==== MATERIAL PROVIDED
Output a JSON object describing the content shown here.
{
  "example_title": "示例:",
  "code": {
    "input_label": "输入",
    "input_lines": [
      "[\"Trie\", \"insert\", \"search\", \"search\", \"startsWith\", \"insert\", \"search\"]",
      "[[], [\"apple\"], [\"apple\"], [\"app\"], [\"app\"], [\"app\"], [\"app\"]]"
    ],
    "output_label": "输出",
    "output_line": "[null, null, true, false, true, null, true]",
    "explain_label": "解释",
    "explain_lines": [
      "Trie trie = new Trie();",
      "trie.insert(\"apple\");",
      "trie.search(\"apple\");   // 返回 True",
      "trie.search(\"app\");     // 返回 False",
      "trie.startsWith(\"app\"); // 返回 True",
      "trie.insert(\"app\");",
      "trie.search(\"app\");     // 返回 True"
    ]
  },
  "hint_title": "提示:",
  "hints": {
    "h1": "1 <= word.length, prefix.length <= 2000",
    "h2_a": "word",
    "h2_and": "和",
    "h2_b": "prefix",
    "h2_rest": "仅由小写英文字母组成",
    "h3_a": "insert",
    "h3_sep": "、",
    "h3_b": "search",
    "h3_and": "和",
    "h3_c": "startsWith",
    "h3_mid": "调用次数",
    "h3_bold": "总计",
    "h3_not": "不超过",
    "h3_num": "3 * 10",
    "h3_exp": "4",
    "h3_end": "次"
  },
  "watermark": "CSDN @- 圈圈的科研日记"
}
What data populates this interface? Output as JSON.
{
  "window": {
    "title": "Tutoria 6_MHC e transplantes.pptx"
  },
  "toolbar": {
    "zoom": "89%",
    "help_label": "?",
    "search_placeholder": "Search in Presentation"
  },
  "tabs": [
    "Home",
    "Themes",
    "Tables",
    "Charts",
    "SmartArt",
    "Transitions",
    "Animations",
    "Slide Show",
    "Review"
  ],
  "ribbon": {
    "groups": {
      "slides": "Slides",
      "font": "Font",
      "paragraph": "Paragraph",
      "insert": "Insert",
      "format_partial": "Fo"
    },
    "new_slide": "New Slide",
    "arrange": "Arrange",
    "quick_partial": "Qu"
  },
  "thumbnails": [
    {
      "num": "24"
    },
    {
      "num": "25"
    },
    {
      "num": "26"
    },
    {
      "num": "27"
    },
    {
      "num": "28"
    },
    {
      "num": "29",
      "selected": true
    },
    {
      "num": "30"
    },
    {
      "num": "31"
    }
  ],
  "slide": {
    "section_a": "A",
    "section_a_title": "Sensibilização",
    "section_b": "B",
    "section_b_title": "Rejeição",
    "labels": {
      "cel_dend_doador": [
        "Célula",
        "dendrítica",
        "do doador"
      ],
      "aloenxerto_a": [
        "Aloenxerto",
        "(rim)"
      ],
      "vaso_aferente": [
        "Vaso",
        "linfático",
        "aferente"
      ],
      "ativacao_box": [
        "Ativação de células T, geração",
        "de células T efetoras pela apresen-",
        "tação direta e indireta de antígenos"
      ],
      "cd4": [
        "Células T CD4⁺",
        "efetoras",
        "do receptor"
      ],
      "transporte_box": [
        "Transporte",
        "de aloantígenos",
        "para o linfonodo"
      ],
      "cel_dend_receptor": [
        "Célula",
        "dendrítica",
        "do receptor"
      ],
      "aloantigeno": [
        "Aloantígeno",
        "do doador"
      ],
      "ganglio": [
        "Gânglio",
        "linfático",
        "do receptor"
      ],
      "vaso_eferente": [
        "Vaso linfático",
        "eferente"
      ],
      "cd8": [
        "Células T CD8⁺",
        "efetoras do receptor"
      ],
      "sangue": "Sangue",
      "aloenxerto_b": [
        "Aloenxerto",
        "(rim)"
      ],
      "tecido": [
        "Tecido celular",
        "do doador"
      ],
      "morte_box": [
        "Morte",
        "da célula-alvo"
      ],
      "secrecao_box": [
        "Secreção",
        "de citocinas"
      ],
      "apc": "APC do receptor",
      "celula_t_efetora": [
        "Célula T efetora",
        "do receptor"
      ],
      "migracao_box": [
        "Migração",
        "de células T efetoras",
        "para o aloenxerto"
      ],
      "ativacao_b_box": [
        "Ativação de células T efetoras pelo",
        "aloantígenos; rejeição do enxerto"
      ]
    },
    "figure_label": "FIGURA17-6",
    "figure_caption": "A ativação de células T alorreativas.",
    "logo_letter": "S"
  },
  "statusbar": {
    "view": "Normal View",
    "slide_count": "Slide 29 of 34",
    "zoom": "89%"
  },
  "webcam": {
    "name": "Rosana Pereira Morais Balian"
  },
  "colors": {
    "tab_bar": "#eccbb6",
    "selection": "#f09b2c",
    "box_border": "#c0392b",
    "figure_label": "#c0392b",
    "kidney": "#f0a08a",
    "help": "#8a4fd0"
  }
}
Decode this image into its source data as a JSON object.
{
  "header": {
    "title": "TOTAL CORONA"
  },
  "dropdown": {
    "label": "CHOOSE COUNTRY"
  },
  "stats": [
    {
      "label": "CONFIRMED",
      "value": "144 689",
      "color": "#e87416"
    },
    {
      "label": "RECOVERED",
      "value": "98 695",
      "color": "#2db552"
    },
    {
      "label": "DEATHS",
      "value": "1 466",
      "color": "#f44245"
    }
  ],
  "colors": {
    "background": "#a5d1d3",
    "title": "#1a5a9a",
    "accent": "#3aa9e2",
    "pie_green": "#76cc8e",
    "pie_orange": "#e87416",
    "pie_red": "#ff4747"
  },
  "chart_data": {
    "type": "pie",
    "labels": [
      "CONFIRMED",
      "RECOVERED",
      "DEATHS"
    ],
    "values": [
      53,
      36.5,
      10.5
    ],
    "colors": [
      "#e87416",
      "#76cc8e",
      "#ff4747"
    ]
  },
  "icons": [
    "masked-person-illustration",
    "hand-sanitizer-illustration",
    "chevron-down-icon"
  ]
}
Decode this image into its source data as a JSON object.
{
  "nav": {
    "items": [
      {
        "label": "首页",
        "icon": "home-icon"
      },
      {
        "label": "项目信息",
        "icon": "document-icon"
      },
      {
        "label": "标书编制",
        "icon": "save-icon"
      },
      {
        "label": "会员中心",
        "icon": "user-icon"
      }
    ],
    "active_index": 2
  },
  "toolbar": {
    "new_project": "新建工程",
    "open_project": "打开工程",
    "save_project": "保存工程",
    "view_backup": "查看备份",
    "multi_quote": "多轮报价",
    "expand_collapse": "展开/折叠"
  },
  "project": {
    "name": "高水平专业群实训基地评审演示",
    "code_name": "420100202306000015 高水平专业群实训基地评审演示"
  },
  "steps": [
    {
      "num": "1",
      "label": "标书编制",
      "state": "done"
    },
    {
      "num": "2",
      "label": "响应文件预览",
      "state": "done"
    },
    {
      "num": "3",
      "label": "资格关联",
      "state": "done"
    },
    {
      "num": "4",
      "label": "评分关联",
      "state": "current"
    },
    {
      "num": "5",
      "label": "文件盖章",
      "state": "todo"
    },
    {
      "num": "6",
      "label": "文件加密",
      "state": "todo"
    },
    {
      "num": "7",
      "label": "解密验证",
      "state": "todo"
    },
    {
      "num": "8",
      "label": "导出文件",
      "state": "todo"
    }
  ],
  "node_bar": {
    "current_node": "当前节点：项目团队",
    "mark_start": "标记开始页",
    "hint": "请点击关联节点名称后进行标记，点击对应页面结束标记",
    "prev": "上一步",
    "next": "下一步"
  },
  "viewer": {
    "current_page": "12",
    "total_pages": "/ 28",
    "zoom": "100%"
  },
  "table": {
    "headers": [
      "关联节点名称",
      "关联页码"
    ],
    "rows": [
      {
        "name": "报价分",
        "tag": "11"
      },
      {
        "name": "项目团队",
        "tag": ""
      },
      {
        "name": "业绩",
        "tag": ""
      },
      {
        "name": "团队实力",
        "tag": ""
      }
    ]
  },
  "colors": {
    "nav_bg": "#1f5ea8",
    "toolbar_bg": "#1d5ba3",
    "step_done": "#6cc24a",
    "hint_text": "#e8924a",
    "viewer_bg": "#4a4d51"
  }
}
========
* [REQUIREMENTS] Select the lines in this material that hold the word "efetoras", leaving none out.

* [EXPECTED ANSWER]
        "de células T efetoras pela apresen-",
        "efetoras",
        "efetoras do receptor"
        "de células T efetoras",
        "Ativação de células T efetoras pelo",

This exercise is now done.